___ SUPPLIED INFORMATION

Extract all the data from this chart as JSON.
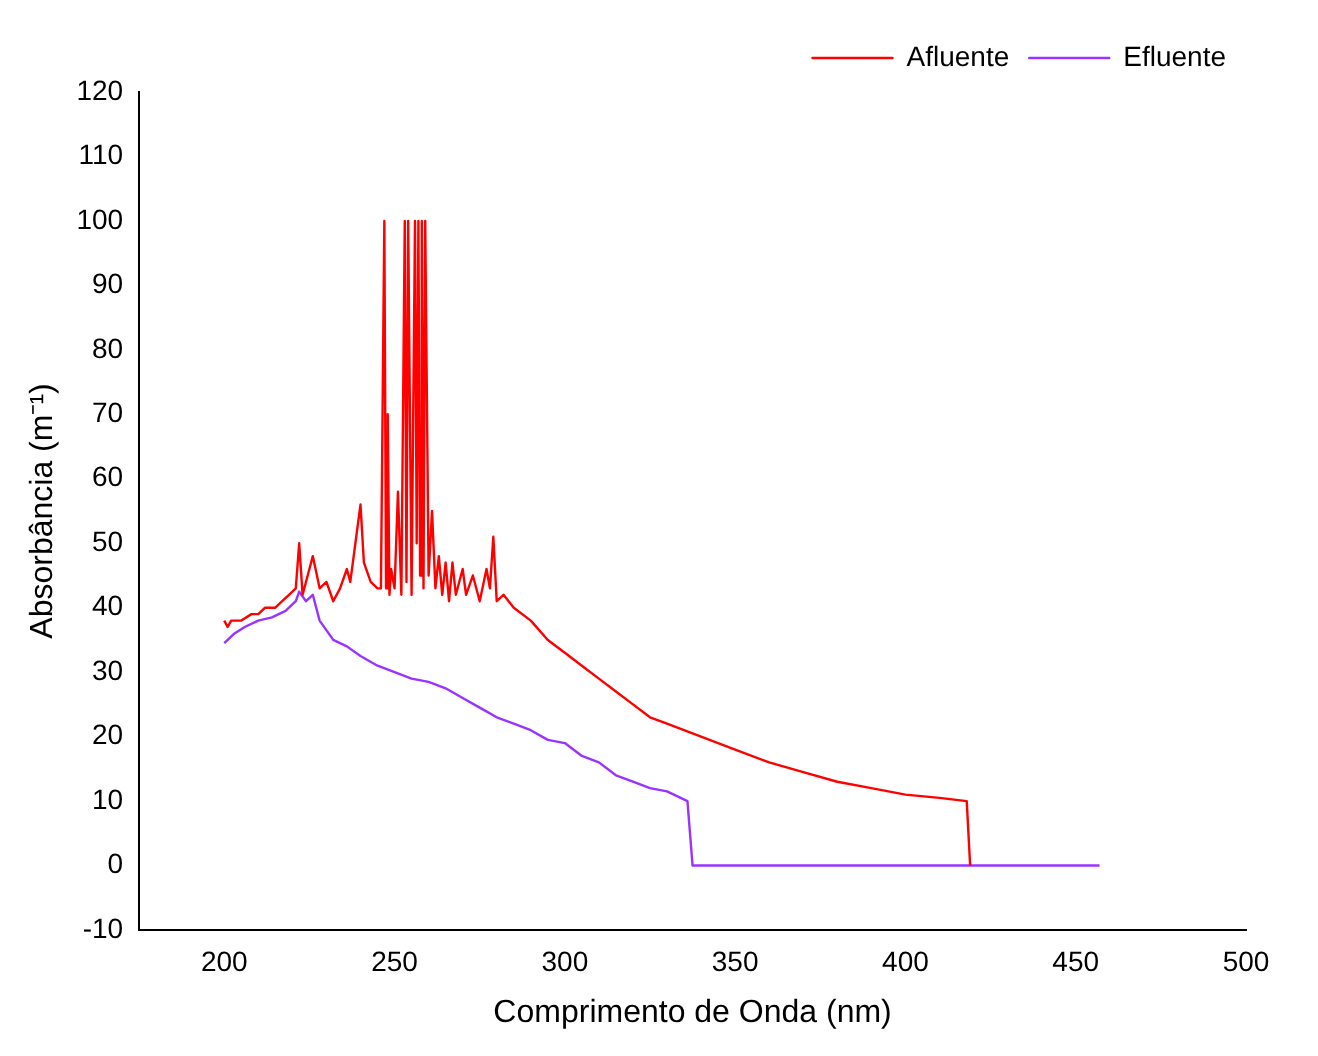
{
  "chart_data": {
    "type": "line",
    "xlabel": "Comprimento de Onda (nm)",
    "ylabel": "Absorbância (m⁻¹)",
    "xlim": [
      175,
      500
    ],
    "xticks": [
      200,
      250,
      300,
      350,
      400,
      450,
      500
    ],
    "ylim": [
      -10,
      120
    ],
    "yticks": [
      -10,
      0,
      10,
      20,
      30,
      40,
      50,
      60,
      70,
      80,
      90,
      100,
      110,
      120
    ],
    "grid": false,
    "legend": "top right",
    "marker": "none",
    "line_style": "solid",
    "series": [
      {
        "name": "Afluente",
        "color": "#ff0000",
        "x": [
          200,
          201,
          202,
          205,
          208,
          210,
          212,
          215,
          217,
          219,
          221,
          222,
          223,
          225,
          226,
          228,
          230,
          232,
          234,
          236,
          237,
          238,
          240,
          241,
          243,
          245,
          246,
          247,
          247.5,
          248,
          248.5,
          249,
          250,
          251,
          252,
          253,
          253.5,
          254,
          255,
          256,
          256.5,
          257,
          257.5,
          258,
          258.5,
          259,
          260,
          261,
          262,
          263,
          264,
          265,
          266,
          267,
          268,
          270,
          271,
          273,
          275,
          277,
          278,
          279,
          280,
          282,
          285,
          290,
          295,
          300,
          305,
          310,
          315,
          320,
          325,
          330,
          335,
          340,
          350,
          360,
          370,
          380,
          390,
          400,
          410,
          418,
          419
        ],
        "values": [
          38,
          37,
          38,
          38,
          39,
          39,
          40,
          40,
          41,
          42,
          43,
          50,
          42,
          46,
          48,
          43,
          44,
          41,
          43,
          46,
          44,
          48,
          56,
          47,
          44,
          43,
          43,
          100,
          43,
          70,
          42,
          46,
          43,
          58,
          42,
          100,
          44,
          100,
          42,
          100,
          50,
          100,
          45,
          100,
          43,
          100,
          45,
          55,
          43,
          48,
          42,
          47,
          41,
          47,
          42,
          46,
          42,
          45,
          41,
          46,
          43,
          51,
          41,
          42,
          40,
          38,
          35,
          33,
          31,
          29,
          27,
          25,
          23,
          22,
          21,
          20,
          18,
          16,
          14.5,
          13,
          12,
          11,
          10.5,
          10,
          0
        ]
      },
      {
        "name": "Efluente",
        "color": "#9933ff",
        "x": [
          200,
          203,
          206,
          210,
          214,
          218,
          221,
          222,
          224,
          226,
          228,
          232,
          236,
          240,
          245,
          250,
          255,
          260,
          265,
          270,
          275,
          280,
          285,
          290,
          295,
          300,
          305,
          310,
          315,
          320,
          325,
          330,
          336,
          337.5,
          457
        ],
        "values": [
          34.5,
          36,
          37,
          38,
          38.5,
          39.5,
          41,
          42.5,
          41,
          42,
          38,
          35,
          34,
          32.5,
          31,
          30,
          29,
          28.5,
          27.5,
          26,
          24.5,
          23,
          22,
          21,
          19.5,
          19,
          17,
          16,
          14,
          13,
          12,
          11.5,
          10,
          0,
          0
        ]
      }
    ]
  }
}
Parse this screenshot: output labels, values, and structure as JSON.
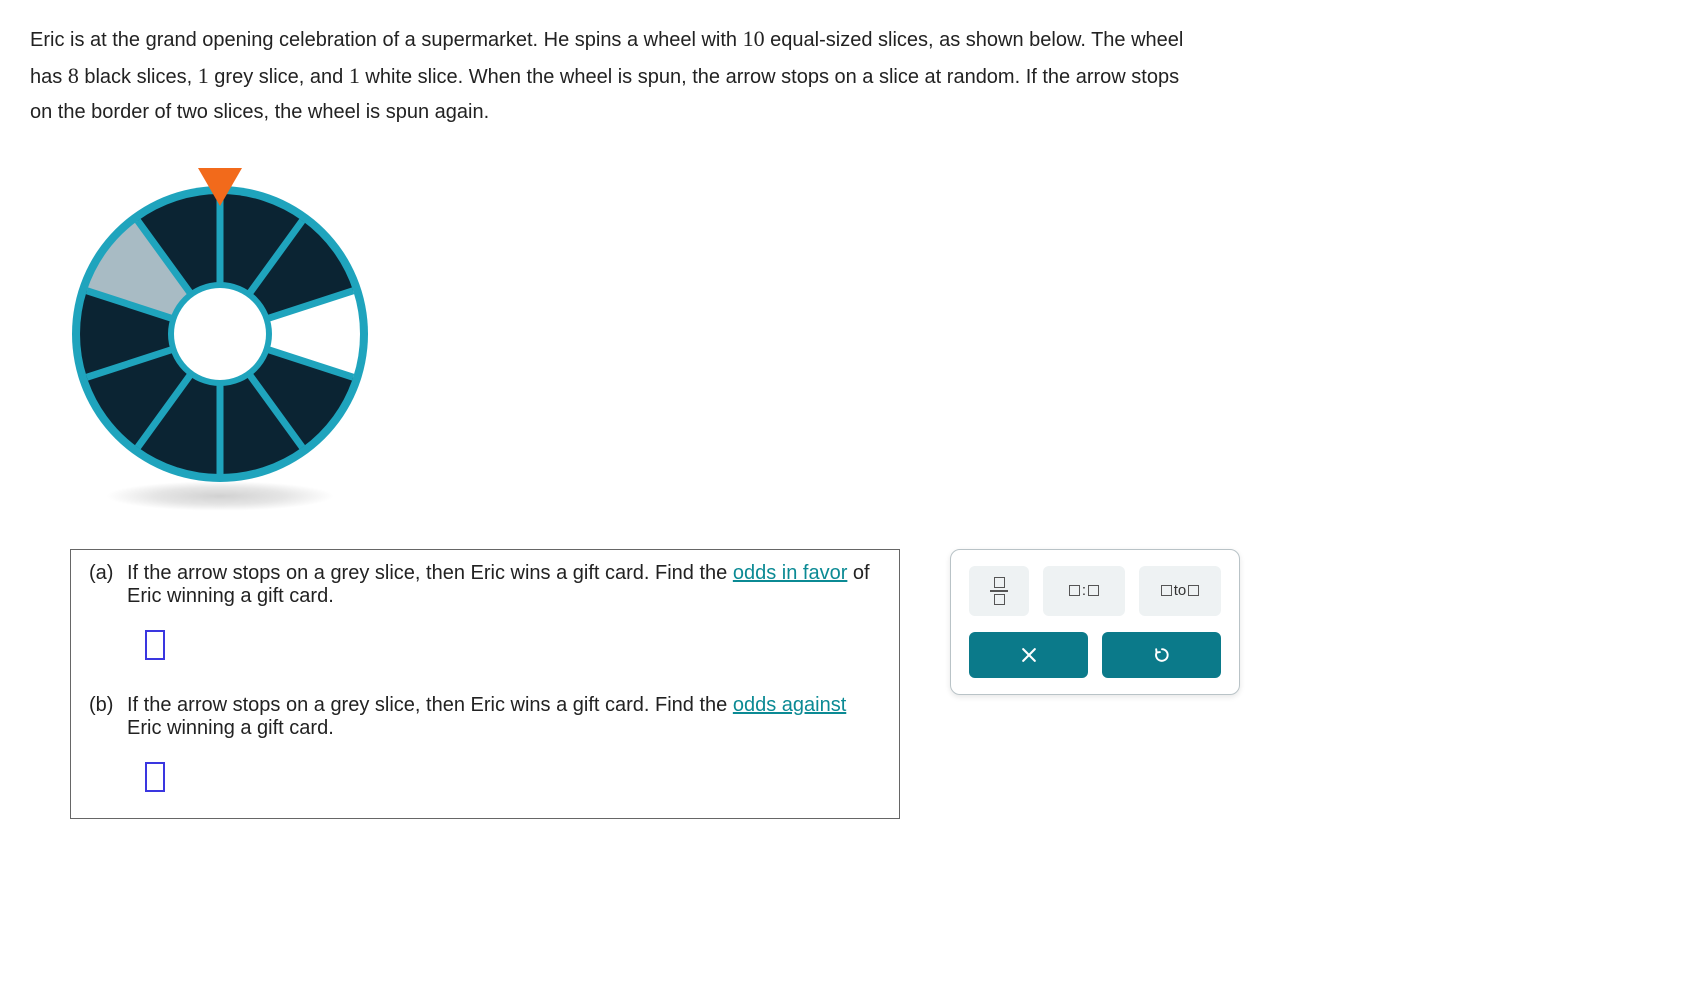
{
  "problem": {
    "line1_a": "Eric is at the grand opening celebration of a supermarket. He spins a wheel with ",
    "num10": "10",
    "line1_b": " equal-sized slices, as shown below. The wheel",
    "line2_a": "has ",
    "num8": "8",
    "line2_b": " black slices, ",
    "num1a": "1",
    "line2_c": " grey slice, and ",
    "num1b": "1",
    "line2_d": " white slice. When the wheel is spun, the arrow stops on a slice at random. If the arrow stops",
    "line3": "on the border of two slices, the wheel is spun again."
  },
  "wheel": {
    "slices": 10,
    "outer_radius": 140,
    "inner_radius": 46,
    "ring_color": "#1fa4bd",
    "divider_color": "#1fa4bd",
    "pointer_color": "#f26a1b",
    "hub_fill": "#ffffff",
    "colors": [
      "#0b2433",
      "#0b2433",
      "#ffffff",
      "#0b2433",
      "#0b2433",
      "#0b2433",
      "#0b2433",
      "#0b2433",
      "#a8bbc4",
      "#0b2433"
    ],
    "start_angle_deg": -90
  },
  "parts": {
    "a": {
      "label": "(a)",
      "text_before": "If the arrow stops on a grey slice, then Eric wins a gift card. Find the ",
      "link": "odds in favor",
      "text_after": " of Eric winning a gift card."
    },
    "b": {
      "label": "(b)",
      "text_before": "If the arrow stops on a grey slice, then Eric wins a gift card. Find the ",
      "link": "odds against",
      "text_after": " Eric winning a gift card."
    }
  },
  "toolbox": {
    "ratio_sep": ":",
    "to_word": " to ",
    "action_clear": "×",
    "action_reset": "↺"
  }
}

______

- EXERCISE REQUIREMENTS
Without the pictures, write out the whole listing above exactly as it appears.

- OUTPUT OF THE TASK
Extract all the data from this chart as JSON.
{
  "chart_data": {
    "type": "line",
    "xlabel": "Comprimento de Onda (nm)",
    "ylabel": "Absorbância (m⁻¹)",
    "xlim": [
      175,
      500
    ],
    "xticks": [
      200,
      250,
      300,
      350,
      400,
      450,
      500
    ],
    "ylim": [
      -10,
      120
    ],
    "yticks": [
      -10,
      0,
      10,
      20,
      30,
      40,
      50,
      60,
      70,
      80,
      90,
      100,
      110,
      120
    ],
    "grid": false,
    "legend": "top right",
    "marker": "none",
    "line_style": "solid",
    "series": [
      {
        "name": "Afluente",
        "color": "#ff0000",
        "x": [
          200,
          201,
          202,
          205,
          208,
          210,
          212,
          215,
          217,
          219,
          221,
          222,
          223,
          225,
          226,
          228,
          230,
          232,
          234,
          236,
          237,
          238,
          240,
          241,
          243,
          245,
          246,
          247,
          247.5,
          248,
          248.5,
          249,
          250,
          251,
          252,
          253,
          253.5,
          254,
          255,
          256,
          256.5,
          257,
          257.5,
          258,
          258.5,
          259,
          260,
          261,
          262,
          263,
          264,
          265,
          266,
          267,
          268,
          270,
          271,
          273,
          275,
          277,
          278,
          279,
          280,
          282,
          285,
          290,
          295,
          300,
          305,
          310,
          315,
          320,
          325,
          330,
          335,
          340,
          350,
          360,
          370,
          380,
          390,
          400,
          410,
          418,
          419
        ],
        "values": [
          38,
          37,
          38,
          38,
          39,
          39,
          40,
          40,
          41,
          42,
          43,
          50,
          42,
          46,
          48,
          43,
          44,
          41,
          43,
          46,
          44,
          48,
          56,
          47,
          44,
          43,
          43,
          100,
          43,
          70,
          42,
          46,
          43,
          58,
          42,
          100,
          44,
          100,
          42,
          100,
          50,
          100,
          45,
          100,
          43,
          100,
          45,
          55,
          43,
          48,
          42,
          47,
          41,
          47,
          42,
          46,
          42,
          45,
          41,
          46,
          43,
          51,
          41,
          42,
          40,
          38,
          35,
          33,
          31,
          29,
          27,
          25,
          23,
          22,
          21,
          20,
          18,
          16,
          14.5,
          13,
          12,
          11,
          10.5,
          10,
          0
        ]
      },
      {
        "name": "Efluente",
        "color": "#9933ff",
        "x": [
          200,
          203,
          206,
          210,
          214,
          218,
          221,
          222,
          224,
          226,
          228,
          232,
          236,
          240,
          245,
          250,
          255,
          260,
          265,
          270,
          275,
          280,
          285,
          290,
          295,
          300,
          305,
          310,
          315,
          320,
          325,
          330,
          336,
          337.5,
          457
        ],
        "values": [
          34.5,
          36,
          37,
          38,
          38.5,
          39.5,
          41,
          42.5,
          41,
          42,
          38,
          35,
          34,
          32.5,
          31,
          30,
          29,
          28.5,
          27.5,
          26,
          24.5,
          23,
          22,
          21,
          19.5,
          19,
          17,
          16,
          14,
          13,
          12,
          11.5,
          10,
          0,
          0
        ]
      }
    ]
  }
}
Parse this screenshot: output labels, values, and structure as JSON.
{
  "problem": {
    "line1_a": "Eric is at the grand opening celebration of a supermarket. He spins a wheel with ",
    "num10": "10",
    "line1_b": " equal-sized slices, as shown below. The wheel",
    "line2_a": "has ",
    "num8": "8",
    "line2_b": " black slices, ",
    "num1a": "1",
    "line2_c": " grey slice, and ",
    "num1b": "1",
    "line2_d": " white slice. When the wheel is spun, the arrow stops on a slice at random. If the arrow stops",
    "line3": "on the border of two slices, the wheel is spun again."
  },
  "wheel": {
    "slices": 10,
    "outer_radius": 140,
    "inner_radius": 46,
    "ring_color": "#1fa4bd",
    "divider_color": "#1fa4bd",
    "pointer_color": "#f26a1b",
    "hub_fill": "#ffffff",
    "colors": [
      "#0b2433",
      "#0b2433",
      "#ffffff",
      "#0b2433",
      "#0b2433",
      "#0b2433",
      "#0b2433",
      "#0b2433",
      "#a8bbc4",
      "#0b2433"
    ],
    "start_angle_deg": -90
  },
  "parts": {
    "a": {
      "label": "(a)",
      "text_before": "If the arrow stops on a grey slice, then Eric wins a gift card. Find the ",
      "link": "odds in favor",
      "text_after": " of Eric winning a gift card."
    },
    "b": {
      "label": "(b)",
      "text_before": "If the arrow stops on a grey slice, then Eric wins a gift card. Find the ",
      "link": "odds against",
      "text_after": " Eric winning a gift card."
    }
  },
  "toolbox": {
    "ratio_sep": ":",
    "to_word": " to ",
    "action_clear": "×",
    "action_reset": "↺"
  }
}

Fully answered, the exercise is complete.